Exercise directions. Please copy the material below line for line, changing nothing.

Exercise materials.
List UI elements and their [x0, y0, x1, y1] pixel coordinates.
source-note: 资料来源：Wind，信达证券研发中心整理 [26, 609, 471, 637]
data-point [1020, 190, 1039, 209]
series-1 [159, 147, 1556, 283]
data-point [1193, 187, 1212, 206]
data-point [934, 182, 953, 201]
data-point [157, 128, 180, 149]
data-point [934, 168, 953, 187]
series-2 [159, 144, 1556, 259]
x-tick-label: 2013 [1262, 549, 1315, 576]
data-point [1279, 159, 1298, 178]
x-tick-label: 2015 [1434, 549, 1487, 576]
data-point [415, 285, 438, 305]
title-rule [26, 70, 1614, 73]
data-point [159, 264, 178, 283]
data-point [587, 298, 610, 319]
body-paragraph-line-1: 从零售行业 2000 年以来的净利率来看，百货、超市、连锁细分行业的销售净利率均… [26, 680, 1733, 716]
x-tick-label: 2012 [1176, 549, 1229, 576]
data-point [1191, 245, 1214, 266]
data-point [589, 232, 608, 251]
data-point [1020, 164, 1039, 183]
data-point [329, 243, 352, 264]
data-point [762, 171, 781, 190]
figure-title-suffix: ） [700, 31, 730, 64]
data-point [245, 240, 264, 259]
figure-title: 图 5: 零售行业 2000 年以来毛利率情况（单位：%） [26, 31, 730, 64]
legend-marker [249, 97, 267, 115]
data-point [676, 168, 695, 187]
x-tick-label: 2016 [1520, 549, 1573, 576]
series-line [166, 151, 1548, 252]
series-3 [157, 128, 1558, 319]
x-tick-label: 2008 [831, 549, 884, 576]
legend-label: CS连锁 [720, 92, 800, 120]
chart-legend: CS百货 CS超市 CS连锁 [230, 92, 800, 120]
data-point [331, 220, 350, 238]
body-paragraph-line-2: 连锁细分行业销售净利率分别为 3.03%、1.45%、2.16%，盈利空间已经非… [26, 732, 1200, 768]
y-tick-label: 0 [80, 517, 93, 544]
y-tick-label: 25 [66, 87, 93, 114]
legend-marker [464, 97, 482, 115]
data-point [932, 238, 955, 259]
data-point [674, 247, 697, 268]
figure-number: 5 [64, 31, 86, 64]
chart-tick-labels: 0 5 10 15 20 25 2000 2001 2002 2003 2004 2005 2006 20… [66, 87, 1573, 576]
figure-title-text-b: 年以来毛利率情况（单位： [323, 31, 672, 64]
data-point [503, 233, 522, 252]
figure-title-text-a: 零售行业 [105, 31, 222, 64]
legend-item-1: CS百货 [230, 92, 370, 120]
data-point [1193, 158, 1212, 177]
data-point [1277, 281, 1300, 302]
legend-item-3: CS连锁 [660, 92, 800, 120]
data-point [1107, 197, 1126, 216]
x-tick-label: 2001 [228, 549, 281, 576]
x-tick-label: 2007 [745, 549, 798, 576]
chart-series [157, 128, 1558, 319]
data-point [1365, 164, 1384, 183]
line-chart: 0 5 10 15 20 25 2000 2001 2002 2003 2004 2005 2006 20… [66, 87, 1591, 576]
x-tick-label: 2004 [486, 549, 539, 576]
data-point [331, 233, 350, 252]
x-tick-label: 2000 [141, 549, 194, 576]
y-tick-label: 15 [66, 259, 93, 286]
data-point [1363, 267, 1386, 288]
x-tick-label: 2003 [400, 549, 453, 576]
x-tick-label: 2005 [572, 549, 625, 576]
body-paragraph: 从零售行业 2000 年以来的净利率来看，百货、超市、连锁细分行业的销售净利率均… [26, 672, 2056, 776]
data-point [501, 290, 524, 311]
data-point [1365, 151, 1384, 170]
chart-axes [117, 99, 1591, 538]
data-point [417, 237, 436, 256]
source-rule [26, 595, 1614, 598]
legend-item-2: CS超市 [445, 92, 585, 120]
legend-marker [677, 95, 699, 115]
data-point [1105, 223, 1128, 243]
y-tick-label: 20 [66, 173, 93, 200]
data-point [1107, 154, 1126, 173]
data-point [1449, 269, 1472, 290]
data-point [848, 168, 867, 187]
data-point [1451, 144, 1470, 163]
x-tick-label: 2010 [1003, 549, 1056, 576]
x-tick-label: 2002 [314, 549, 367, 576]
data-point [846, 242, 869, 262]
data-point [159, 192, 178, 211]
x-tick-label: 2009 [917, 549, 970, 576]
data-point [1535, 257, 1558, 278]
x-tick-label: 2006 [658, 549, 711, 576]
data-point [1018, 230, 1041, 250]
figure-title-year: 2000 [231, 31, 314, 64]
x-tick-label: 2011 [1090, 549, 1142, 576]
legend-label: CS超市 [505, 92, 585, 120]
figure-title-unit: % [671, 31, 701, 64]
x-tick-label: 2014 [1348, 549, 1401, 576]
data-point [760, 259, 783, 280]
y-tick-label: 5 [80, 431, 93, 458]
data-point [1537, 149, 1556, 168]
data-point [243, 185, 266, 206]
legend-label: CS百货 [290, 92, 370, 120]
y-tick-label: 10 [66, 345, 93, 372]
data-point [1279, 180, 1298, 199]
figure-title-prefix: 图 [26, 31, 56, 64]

Complete answer.
List UI elements and their [x0, y0, x1, y1] pixel coordinates.
source-note: 资料来源：Wind，信达证券研发中心整理 [26, 609, 471, 637]
data-point [1020, 190, 1039, 209]
series-1 [159, 147, 1556, 283]
data-point [1193, 187, 1212, 206]
data-point [934, 182, 953, 201]
data-point [157, 128, 180, 149]
data-point [934, 168, 953, 187]
series-2 [159, 144, 1556, 259]
x-tick-label: 2013 [1262, 549, 1315, 576]
data-point [1279, 159, 1298, 178]
x-tick-label: 2015 [1434, 549, 1487, 576]
data-point [415, 285, 438, 305]
title-rule [26, 70, 1614, 73]
data-point [159, 264, 178, 283]
data-point [587, 298, 610, 319]
body-paragraph-line-1: 从零售行业 2000 年以来的净利率来看，百货、超市、连锁细分行业的销售净利率均… [26, 680, 1733, 716]
x-tick-label: 2012 [1176, 549, 1229, 576]
data-point [1191, 245, 1214, 266]
data-point [589, 232, 608, 251]
data-point [1020, 164, 1039, 183]
data-point [329, 243, 352, 264]
data-point [762, 171, 781, 190]
figure-title-suffix: ） [700, 31, 730, 64]
data-point [245, 240, 264, 259]
figure-title: 图 5: 零售行业 2000 年以来毛利率情况（单位：%） [26, 31, 730, 64]
legend-marker [249, 97, 267, 115]
data-point [676, 168, 695, 187]
x-tick-label: 2016 [1520, 549, 1573, 576]
series-line [166, 151, 1548, 252]
series-3 [157, 128, 1558, 319]
x-tick-label: 2008 [831, 549, 884, 576]
legend-label: CS连锁 [720, 92, 800, 120]
chart-legend: CS百货 CS超市 CS连锁 [230, 92, 800, 120]
data-point [331, 220, 350, 238]
body-paragraph-line-2: 连锁细分行业销售净利率分别为 3.03%、1.45%、2.16%，盈利空间已经非… [26, 732, 1200, 768]
y-tick-label: 0 [80, 517, 93, 544]
y-tick-label: 25 [66, 87, 93, 114]
legend-marker [464, 97, 482, 115]
data-point [932, 238, 955, 259]
data-point [674, 247, 697, 268]
figure-number: 5 [64, 31, 86, 64]
chart-tick-labels: 0 5 10 15 20 25 2000 2001 2002 2003 2004 2005 2006 20… [66, 87, 1573, 576]
figure-title-text-b: 年以来毛利率情况（单位： [323, 31, 672, 64]
data-point [503, 233, 522, 252]
figure-title-text-a: 零售行业 [105, 31, 222, 64]
legend-item-1: CS百货 [230, 92, 370, 120]
data-point [1193, 158, 1212, 177]
data-point [1277, 281, 1300, 302]
legend-item-3: CS连锁 [660, 92, 800, 120]
data-point [1107, 197, 1126, 216]
x-tick-label: 2001 [228, 549, 281, 576]
x-tick-label: 2007 [745, 549, 798, 576]
chart-series [157, 128, 1558, 319]
data-point [1365, 164, 1384, 183]
line-chart: 0 5 10 15 20 25 2000 2001 2002 2003 2004 2005 2006 20… [66, 87, 1591, 576]
x-tick-label: 2004 [486, 549, 539, 576]
data-point [331, 233, 350, 252]
x-tick-label: 2000 [141, 549, 194, 576]
y-tick-label: 15 [66, 259, 93, 286]
data-point [1363, 267, 1386, 288]
x-tick-label: 2003 [400, 549, 453, 576]
x-tick-label: 2005 [572, 549, 625, 576]
body-paragraph: 从零售行业 2000 年以来的净利率来看，百货、超市、连锁细分行业的销售净利率均… [26, 672, 2056, 776]
data-point [501, 290, 524, 311]
data-point [1365, 151, 1384, 170]
chart-axes [117, 99, 1591, 538]
data-point [417, 237, 436, 256]
source-rule [26, 595, 1614, 598]
legend-item-2: CS超市 [445, 92, 585, 120]
legend-marker [677, 95, 699, 115]
data-point [1105, 223, 1128, 243]
y-tick-label: 20 [66, 173, 93, 200]
data-point [1107, 154, 1126, 173]
data-point [1449, 269, 1472, 290]
data-point [848, 168, 867, 187]
data-point [1451, 144, 1470, 163]
x-tick-label: 2010 [1003, 549, 1056, 576]
x-tick-label: 2002 [314, 549, 367, 576]
data-point [846, 242, 869, 262]
data-point [159, 192, 178, 211]
x-tick-label: 2009 [917, 549, 970, 576]
data-point [1535, 257, 1558, 278]
x-tick-label: 2006 [658, 549, 711, 576]
data-point [1018, 230, 1041, 250]
figure-title-year: 2000 [231, 31, 314, 64]
x-tick-label: 2011 [1090, 549, 1142, 576]
legend-label: CS超市 [505, 92, 585, 120]
figure-title-unit: % [671, 31, 701, 64]
x-tick-label: 2014 [1348, 549, 1401, 576]
data-point [760, 259, 783, 280]
y-tick-label: 5 [80, 431, 93, 458]
data-point [1537, 149, 1556, 168]
data-point [243, 185, 266, 206]
legend-label: CS百货 [290, 92, 370, 120]
y-tick-label: 10 [66, 345, 93, 372]
data-point [1279, 180, 1298, 199]
figure-title-prefix: 图 [26, 31, 56, 64]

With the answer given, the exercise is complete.